*WRITTEN REQUEST*. Select and copy out every line in the records containing "houses".

Chart and figure data:
_ _ _ _ _ _ _

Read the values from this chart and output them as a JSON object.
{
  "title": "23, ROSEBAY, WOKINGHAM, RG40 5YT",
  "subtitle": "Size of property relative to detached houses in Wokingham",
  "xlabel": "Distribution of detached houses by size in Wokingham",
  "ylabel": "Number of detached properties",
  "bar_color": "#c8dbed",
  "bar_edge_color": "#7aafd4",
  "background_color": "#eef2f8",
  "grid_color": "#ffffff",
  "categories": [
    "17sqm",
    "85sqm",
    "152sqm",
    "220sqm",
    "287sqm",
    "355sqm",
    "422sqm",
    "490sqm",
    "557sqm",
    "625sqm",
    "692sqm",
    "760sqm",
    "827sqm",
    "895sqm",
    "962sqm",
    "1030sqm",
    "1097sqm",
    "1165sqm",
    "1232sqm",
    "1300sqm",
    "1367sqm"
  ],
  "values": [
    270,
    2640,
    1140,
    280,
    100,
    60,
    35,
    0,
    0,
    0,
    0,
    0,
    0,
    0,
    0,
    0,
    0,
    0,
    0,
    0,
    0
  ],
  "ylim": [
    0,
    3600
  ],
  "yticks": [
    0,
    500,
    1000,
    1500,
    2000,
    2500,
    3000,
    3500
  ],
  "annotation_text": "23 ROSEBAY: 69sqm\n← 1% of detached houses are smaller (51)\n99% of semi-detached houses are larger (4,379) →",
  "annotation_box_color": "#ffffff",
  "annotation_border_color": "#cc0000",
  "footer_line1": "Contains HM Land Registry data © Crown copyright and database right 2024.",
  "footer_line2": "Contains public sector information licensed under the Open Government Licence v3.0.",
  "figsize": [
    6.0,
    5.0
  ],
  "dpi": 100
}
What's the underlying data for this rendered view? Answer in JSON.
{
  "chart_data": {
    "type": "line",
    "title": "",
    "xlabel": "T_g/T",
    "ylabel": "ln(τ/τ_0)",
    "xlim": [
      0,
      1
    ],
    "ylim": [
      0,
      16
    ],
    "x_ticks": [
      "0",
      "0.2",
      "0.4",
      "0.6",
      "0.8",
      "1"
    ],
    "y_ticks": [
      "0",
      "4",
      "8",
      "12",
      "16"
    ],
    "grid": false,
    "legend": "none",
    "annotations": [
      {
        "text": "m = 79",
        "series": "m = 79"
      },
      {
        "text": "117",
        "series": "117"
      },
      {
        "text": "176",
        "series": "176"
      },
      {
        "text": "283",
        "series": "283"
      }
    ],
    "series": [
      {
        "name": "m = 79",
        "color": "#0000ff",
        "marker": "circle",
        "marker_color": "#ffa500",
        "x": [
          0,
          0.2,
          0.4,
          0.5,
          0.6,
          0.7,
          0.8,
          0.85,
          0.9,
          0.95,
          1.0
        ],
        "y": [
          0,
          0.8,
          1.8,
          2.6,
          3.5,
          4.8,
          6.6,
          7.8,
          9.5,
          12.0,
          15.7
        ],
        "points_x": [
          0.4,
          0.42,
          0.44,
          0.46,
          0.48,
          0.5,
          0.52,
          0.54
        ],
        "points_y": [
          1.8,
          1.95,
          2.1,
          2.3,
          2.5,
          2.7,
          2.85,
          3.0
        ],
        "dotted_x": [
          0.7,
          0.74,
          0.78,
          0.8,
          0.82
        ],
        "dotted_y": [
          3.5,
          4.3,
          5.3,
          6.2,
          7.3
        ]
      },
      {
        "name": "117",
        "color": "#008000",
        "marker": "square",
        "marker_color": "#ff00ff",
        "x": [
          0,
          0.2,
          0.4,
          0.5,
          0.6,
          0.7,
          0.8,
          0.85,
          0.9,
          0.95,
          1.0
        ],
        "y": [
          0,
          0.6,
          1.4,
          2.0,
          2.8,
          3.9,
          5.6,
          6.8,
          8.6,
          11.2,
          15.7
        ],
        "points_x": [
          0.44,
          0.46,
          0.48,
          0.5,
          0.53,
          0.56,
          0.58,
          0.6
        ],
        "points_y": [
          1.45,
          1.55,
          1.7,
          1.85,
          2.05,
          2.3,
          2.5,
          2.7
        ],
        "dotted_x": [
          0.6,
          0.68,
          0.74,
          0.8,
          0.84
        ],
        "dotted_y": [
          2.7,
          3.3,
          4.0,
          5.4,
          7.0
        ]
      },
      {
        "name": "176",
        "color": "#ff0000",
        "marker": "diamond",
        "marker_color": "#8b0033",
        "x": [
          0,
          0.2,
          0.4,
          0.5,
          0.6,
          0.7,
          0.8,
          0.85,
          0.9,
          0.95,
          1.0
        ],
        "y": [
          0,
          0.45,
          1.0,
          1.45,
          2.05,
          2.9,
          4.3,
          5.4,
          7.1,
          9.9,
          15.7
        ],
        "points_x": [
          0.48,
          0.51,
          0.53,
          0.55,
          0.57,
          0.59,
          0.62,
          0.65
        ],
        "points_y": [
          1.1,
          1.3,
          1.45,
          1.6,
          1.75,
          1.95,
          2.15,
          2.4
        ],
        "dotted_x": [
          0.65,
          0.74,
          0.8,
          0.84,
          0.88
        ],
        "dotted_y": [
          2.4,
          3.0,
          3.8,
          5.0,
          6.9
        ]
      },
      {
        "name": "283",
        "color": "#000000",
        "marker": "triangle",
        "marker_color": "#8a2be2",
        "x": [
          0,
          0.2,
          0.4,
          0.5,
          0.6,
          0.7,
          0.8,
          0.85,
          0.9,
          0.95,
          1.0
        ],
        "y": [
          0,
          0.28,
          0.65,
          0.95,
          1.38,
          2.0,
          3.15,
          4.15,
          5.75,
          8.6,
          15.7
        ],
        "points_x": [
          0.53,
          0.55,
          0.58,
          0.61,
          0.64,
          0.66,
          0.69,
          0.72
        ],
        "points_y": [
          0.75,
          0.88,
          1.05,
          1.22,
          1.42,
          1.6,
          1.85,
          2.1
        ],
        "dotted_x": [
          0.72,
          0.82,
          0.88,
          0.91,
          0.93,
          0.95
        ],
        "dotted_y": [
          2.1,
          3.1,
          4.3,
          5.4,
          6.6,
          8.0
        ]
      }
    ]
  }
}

_ _ _ _ _ _ _

*PROBLEM SOLUTION*.
  "subtitle": "Size of property relative to detached houses in Wokingham",
  "xlabel": "Distribution of detached houses by size in Wokingham",
  "annotation_text": "23 ROSEBAY: 69sqm\n← 1% of detached houses are smaller (51)\n99% of semi-detached houses are larger (4,379) →",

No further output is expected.